[Goal]: Quote the entries that follow exactly, leaving none out.

[Provided material]:
-----
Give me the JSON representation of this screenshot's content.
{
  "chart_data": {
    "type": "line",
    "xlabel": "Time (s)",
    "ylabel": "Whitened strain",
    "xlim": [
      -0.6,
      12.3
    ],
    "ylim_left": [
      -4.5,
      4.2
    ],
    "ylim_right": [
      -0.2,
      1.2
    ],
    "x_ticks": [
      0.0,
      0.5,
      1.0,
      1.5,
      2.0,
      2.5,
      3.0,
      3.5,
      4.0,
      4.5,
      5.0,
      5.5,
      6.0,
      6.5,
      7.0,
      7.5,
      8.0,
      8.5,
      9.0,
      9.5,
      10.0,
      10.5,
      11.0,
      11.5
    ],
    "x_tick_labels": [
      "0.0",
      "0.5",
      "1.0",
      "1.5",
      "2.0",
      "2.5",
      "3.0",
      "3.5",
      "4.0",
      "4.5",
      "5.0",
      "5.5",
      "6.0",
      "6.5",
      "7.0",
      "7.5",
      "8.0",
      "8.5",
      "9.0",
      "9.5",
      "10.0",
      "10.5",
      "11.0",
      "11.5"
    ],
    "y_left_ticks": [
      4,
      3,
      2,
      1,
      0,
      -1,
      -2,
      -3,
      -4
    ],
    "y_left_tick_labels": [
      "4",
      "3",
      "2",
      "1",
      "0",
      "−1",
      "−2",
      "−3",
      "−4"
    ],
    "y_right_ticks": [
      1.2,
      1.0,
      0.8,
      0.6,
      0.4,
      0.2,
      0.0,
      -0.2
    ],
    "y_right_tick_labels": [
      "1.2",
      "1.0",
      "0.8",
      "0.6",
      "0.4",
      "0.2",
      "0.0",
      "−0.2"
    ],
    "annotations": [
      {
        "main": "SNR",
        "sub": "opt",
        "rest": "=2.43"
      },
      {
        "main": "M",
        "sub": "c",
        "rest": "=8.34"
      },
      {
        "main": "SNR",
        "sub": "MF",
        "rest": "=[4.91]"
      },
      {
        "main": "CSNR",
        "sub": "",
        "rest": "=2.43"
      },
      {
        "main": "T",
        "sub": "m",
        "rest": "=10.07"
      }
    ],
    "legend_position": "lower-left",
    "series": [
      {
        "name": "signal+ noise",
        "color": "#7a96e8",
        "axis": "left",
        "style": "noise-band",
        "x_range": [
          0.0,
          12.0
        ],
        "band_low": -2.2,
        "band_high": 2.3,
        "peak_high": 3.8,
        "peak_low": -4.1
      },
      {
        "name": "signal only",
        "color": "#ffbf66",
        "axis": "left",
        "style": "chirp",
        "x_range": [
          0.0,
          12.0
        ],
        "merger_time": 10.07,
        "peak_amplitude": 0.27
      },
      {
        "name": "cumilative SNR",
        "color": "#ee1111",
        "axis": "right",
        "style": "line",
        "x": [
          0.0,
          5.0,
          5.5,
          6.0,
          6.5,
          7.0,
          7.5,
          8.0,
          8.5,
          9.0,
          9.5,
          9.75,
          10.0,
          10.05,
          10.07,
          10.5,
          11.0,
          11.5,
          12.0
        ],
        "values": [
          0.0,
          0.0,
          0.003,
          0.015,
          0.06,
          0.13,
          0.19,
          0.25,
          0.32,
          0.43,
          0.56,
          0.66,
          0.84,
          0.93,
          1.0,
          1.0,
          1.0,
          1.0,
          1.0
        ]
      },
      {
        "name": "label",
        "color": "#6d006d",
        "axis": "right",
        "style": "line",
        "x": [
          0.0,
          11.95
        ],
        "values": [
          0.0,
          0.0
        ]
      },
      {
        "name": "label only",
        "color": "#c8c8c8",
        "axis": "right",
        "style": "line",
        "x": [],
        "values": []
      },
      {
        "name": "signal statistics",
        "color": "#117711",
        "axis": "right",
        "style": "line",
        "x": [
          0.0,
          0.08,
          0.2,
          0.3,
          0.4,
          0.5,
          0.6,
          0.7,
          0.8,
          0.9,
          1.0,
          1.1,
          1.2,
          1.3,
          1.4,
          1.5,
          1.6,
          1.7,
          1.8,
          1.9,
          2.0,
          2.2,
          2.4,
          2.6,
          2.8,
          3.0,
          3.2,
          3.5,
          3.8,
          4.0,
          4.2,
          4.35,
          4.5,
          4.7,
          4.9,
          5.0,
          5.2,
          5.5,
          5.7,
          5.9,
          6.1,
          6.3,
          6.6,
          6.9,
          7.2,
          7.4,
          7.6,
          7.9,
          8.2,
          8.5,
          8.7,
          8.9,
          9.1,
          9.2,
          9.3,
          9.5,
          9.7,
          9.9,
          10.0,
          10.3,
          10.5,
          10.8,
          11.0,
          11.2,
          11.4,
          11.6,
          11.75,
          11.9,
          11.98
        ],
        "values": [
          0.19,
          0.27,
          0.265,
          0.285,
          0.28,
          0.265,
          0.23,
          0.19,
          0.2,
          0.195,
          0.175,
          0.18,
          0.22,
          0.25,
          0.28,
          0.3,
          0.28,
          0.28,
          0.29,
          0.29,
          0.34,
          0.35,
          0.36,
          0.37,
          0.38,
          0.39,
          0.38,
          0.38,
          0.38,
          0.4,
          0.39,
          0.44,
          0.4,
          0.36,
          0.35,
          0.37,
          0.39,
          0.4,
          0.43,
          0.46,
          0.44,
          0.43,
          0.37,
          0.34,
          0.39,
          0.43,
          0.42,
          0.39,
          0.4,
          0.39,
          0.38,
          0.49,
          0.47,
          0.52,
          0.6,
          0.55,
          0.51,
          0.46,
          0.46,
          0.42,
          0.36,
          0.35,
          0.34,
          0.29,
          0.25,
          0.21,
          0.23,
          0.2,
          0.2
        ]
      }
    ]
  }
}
-----
[Solution to this problem]:
Give me the JSON representation of this screenshot's content.
{
  "chart_data": {
    "type": "line",
    "xlabel": "Time (s)",
    "ylabel": "Whitened strain",
    "xlim": [
      -0.6,
      12.3
    ],
    "ylim_left": [
      -4.5,
      4.2
    ],
    "ylim_right": [
      -0.2,
      1.2
    ],
    "x_ticks": [
      0.0,
      0.5,
      1.0,
      1.5,
      2.0,
      2.5,
      3.0,
      3.5,
      4.0,
      4.5,
      5.0,
      5.5,
      6.0,
      6.5,
      7.0,
      7.5,
      8.0,
      8.5,
      9.0,
      9.5,
      10.0,
      10.5,
      11.0,
      11.5
    ],
    "x_tick_labels": [
      "0.0",
      "0.5",
      "1.0",
      "1.5",
      "2.0",
      "2.5",
      "3.0",
      "3.5",
      "4.0",
      "4.5",
      "5.0",
      "5.5",
      "6.0",
      "6.5",
      "7.0",
      "7.5",
      "8.0",
      "8.5",
      "9.0",
      "9.5",
      "10.0",
      "10.5",
      "11.0",
      "11.5"
    ],
    "y_left_ticks": [
      4,
      3,
      2,
      1,
      0,
      -1,
      -2,
      -3,
      -4
    ],
    "y_left_tick_labels": [
      "4",
      "3",
      "2",
      "1",
      "0",
      "−1",
      "−2",
      "−3",
      "−4"
    ],
    "y_right_ticks": [
      1.2,
      1.0,
      0.8,
      0.6,
      0.4,
      0.2,
      0.0,
      -0.2
    ],
    "y_right_tick_labels": [
      "1.2",
      "1.0",
      "0.8",
      "0.6",
      "0.4",
      "0.2",
      "0.0",
      "−0.2"
    ],
    "annotations": [
      {
        "main": "SNR",
        "sub": "opt",
        "rest": "=2.43"
      },
      {
        "main": "M",
        "sub": "c",
        "rest": "=8.34"
      },
      {
        "main": "SNR",
        "sub": "MF",
        "rest": "=[4.91]"
      },
      {
        "main": "CSNR",
        "sub": "",
        "rest": "=2.43"
      },
      {
        "main": "T",
        "sub": "m",
        "rest": "=10.07"
      }
    ],
    "legend_position": "lower-left",
    "series": [
      {
        "name": "signal+ noise",
        "color": "#7a96e8",
        "axis": "left",
        "style": "noise-band",
        "x_range": [
          0.0,
          12.0
        ],
        "band_low": -2.2,
        "band_high": 2.3,
        "peak_high": 3.8,
        "peak_low": -4.1
      },
      {
        "name": "signal only",
        "color": "#ffbf66",
        "axis": "left",
        "style": "chirp",
        "x_range": [
          0.0,
          12.0
        ],
        "merger_time": 10.07,
        "peak_amplitude": 0.27
      },
      {
        "name": "cumilative SNR",
        "color": "#ee1111",
        "axis": "right",
        "style": "line",
        "x": [
          0.0,
          5.0,
          5.5,
          6.0,
          6.5,
          7.0,
          7.5,
          8.0,
          8.5,
          9.0,
          9.5,
          9.75,
          10.0,
          10.05,
          10.07,
          10.5,
          11.0,
          11.5,
          12.0
        ],
        "values": [
          0.0,
          0.0,
          0.003,
          0.015,
          0.06,
          0.13,
          0.19,
          0.25,
          0.32,
          0.43,
          0.56,
          0.66,
          0.84,
          0.93,
          1.0,
          1.0,
          1.0,
          1.0,
          1.0
        ]
      },
      {
        "name": "label",
        "color": "#6d006d",
        "axis": "right",
        "style": "line",
        "x": [
          0.0,
          11.95
        ],
        "values": [
          0.0,
          0.0
        ]
      },
      {
        "name": "label only",
        "color": "#c8c8c8",
        "axis": "right",
        "style": "line",
        "x": [],
        "values": []
      },
      {
        "name": "signal statistics",
        "color": "#117711",
        "axis": "right",
        "style": "line",
        "x": [
          0.0,
          0.08,
          0.2,
          0.3,
          0.4,
          0.5,
          0.6,
          0.7,
          0.8,
          0.9,
          1.0,
          1.1,
          1.2,
          1.3,
          1.4,
          1.5,
          1.6,
          1.7,
          1.8,
          1.9,
          2.0,
          2.2,
          2.4,
          2.6,
          2.8,
          3.0,
          3.2,
          3.5,
          3.8,
          4.0,
          4.2,
          4.35,
          4.5,
          4.7,
          4.9,
          5.0,
          5.2,
          5.5,
          5.7,
          5.9,
          6.1,
          6.3,
          6.6,
          6.9,
          7.2,
          7.4,
          7.6,
          7.9,
          8.2,
          8.5,
          8.7,
          8.9,
          9.1,
          9.2,
          9.3,
          9.5,
          9.7,
          9.9,
          10.0,
          10.3,
          10.5,
          10.8,
          11.0,
          11.2,
          11.4,
          11.6,
          11.75,
          11.9,
          11.98
        ],
        "values": [
          0.19,
          0.27,
          0.265,
          0.285,
          0.28,
          0.265,
          0.23,
          0.19,
          0.2,
          0.195,
          0.175,
          0.18,
          0.22,
          0.25,
          0.28,
          0.3,
          0.28,
          0.28,
          0.29,
          0.29,
          0.34,
          0.35,
          0.36,
          0.37,
          0.38,
          0.39,
          0.38,
          0.38,
          0.38,
          0.4,
          0.39,
          0.44,
          0.4,
          0.36,
          0.35,
          0.37,
          0.39,
          0.4,
          0.43,
          0.46,
          0.44,
          0.43,
          0.37,
          0.34,
          0.39,
          0.43,
          0.42,
          0.39,
          0.4,
          0.39,
          0.38,
          0.49,
          0.47,
          0.52,
          0.6,
          0.55,
          0.51,
          0.46,
          0.46,
          0.42,
          0.36,
          0.35,
          0.34,
          0.29,
          0.25,
          0.21,
          0.23,
          0.2,
          0.2
        ]
      }
    ]
  }
}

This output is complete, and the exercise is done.